— What you need to do —
Copy each line that holds "满足磋商文件服务要求".

Rows from a dataset:
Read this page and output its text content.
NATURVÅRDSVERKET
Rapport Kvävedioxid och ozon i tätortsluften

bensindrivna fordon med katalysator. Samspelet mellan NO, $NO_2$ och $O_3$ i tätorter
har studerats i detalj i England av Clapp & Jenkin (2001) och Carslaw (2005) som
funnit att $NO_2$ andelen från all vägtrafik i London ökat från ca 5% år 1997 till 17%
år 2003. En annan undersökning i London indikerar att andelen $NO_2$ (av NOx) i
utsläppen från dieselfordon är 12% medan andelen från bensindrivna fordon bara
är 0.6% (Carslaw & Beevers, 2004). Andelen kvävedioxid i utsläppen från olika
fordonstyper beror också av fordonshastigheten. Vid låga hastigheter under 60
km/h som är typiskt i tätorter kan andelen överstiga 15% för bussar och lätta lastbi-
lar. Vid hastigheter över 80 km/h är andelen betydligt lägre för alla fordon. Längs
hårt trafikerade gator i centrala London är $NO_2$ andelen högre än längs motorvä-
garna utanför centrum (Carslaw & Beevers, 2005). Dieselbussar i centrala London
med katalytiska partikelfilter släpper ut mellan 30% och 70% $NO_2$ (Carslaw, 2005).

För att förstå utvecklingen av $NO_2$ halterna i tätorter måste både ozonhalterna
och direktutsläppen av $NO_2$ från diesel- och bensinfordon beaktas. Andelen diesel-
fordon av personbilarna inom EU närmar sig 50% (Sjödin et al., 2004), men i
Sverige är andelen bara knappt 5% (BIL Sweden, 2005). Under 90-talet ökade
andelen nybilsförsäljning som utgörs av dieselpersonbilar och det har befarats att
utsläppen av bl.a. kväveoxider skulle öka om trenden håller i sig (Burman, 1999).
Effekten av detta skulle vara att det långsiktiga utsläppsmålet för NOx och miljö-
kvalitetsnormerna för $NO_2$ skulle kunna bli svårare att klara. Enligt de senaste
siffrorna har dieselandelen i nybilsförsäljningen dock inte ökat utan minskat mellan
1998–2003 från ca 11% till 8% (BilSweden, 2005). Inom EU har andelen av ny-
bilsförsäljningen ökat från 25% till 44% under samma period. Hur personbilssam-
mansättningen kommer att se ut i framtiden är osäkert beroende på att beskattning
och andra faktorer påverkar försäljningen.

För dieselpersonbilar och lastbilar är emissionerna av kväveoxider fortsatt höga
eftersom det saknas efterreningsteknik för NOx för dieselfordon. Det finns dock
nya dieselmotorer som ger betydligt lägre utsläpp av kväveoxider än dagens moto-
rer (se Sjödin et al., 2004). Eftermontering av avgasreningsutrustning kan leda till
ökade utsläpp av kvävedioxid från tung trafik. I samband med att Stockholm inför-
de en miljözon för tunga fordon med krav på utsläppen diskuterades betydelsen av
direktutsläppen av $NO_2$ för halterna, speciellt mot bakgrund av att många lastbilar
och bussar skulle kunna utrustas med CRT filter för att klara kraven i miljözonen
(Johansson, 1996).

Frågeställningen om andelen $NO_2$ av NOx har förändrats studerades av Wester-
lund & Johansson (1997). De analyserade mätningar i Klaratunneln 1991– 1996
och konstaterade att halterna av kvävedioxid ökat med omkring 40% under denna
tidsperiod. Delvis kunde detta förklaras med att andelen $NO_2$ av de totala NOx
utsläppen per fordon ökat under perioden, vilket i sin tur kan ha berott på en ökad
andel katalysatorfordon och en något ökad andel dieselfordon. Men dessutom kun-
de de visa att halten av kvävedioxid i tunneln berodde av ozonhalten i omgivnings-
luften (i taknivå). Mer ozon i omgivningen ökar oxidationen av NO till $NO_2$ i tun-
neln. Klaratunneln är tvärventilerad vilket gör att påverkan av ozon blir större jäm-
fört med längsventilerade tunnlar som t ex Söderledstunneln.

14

* * *

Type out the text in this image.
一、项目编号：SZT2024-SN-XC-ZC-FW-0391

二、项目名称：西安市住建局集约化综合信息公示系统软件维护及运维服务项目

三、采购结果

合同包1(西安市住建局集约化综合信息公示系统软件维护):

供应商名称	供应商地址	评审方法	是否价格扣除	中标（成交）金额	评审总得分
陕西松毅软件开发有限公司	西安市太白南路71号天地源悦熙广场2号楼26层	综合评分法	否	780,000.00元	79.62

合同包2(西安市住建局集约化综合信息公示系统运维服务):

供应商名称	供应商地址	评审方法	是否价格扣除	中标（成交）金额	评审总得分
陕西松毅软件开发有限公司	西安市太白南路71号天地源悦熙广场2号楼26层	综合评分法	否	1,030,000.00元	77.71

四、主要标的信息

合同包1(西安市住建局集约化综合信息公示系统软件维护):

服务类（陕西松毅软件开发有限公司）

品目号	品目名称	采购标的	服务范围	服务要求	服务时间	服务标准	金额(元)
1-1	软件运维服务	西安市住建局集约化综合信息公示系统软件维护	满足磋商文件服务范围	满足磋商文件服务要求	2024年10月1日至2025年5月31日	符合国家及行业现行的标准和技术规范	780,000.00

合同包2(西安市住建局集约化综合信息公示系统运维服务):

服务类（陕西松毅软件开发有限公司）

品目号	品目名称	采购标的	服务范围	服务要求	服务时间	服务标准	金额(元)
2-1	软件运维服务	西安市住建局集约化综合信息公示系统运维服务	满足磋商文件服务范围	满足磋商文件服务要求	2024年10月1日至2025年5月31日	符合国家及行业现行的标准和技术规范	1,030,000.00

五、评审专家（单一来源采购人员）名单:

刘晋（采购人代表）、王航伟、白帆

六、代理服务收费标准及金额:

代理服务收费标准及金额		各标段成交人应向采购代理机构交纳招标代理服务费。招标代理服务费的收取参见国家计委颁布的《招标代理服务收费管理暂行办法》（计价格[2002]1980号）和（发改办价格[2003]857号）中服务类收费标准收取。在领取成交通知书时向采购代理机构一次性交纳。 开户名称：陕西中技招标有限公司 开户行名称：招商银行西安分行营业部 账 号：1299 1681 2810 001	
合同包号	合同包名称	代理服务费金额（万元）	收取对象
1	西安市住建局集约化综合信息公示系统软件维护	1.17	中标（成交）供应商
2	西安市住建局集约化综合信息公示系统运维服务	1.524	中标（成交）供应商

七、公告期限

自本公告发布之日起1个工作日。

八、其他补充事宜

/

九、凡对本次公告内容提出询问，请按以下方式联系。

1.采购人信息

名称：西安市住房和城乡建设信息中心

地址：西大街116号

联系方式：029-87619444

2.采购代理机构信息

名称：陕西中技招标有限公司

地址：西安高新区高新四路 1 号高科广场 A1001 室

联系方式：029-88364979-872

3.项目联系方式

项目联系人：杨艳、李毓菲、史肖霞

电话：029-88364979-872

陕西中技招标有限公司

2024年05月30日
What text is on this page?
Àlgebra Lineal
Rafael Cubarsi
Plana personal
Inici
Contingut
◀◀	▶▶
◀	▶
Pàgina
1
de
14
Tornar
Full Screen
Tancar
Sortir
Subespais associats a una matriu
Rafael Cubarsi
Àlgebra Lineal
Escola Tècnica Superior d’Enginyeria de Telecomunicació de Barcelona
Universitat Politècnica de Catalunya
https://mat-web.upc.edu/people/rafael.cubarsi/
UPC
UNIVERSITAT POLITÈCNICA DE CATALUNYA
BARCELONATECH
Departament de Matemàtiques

==

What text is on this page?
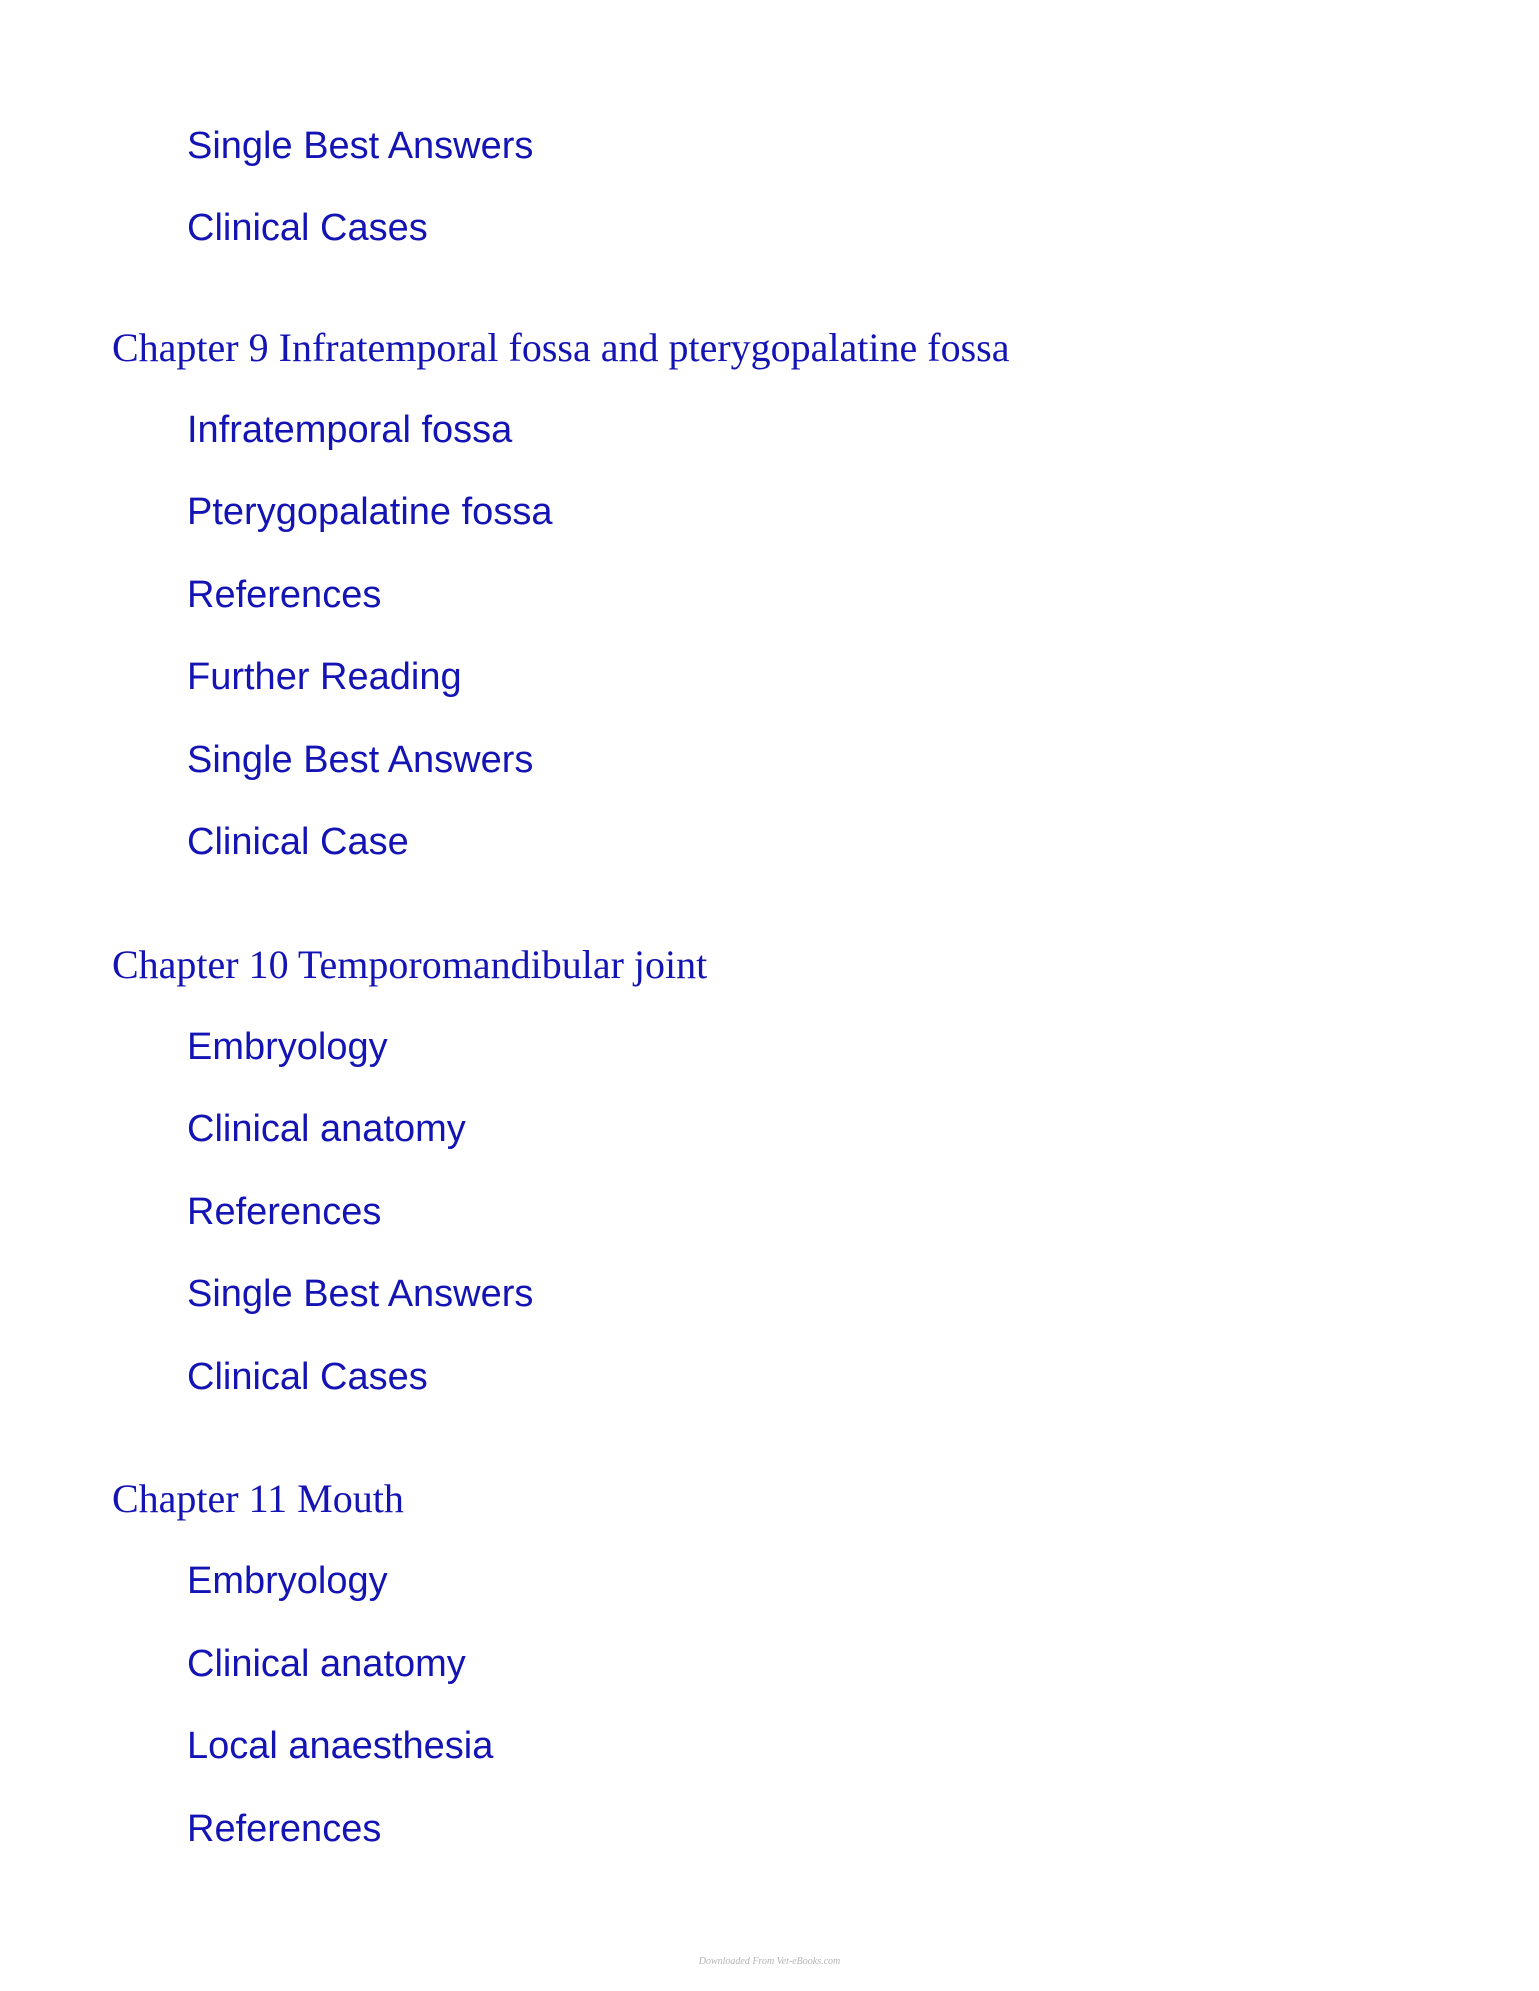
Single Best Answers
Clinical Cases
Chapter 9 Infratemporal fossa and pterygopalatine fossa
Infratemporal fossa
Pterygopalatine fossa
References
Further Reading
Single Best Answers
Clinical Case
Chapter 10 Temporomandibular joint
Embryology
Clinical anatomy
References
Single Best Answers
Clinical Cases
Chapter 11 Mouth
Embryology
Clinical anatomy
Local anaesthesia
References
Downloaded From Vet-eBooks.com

— Written answer —
1-1	软件运维服务	西安市住建局集约化综合信息公示系统软件维护	满足磋商文件服务范围	满足磋商文件服务要求	2024年10月1日至2025年5月31日	符合国家及行业现行的标准和技术规范	780,000.00
2-1	软件运维服务	西安市住建局集约化综合信息公示系统运维服务	满足磋商文件服务范围	满足磋商文件服务要求	2024年10月1日至2025年5月31日	符合国家及行业现行的标准和技术规范	1,030,000.00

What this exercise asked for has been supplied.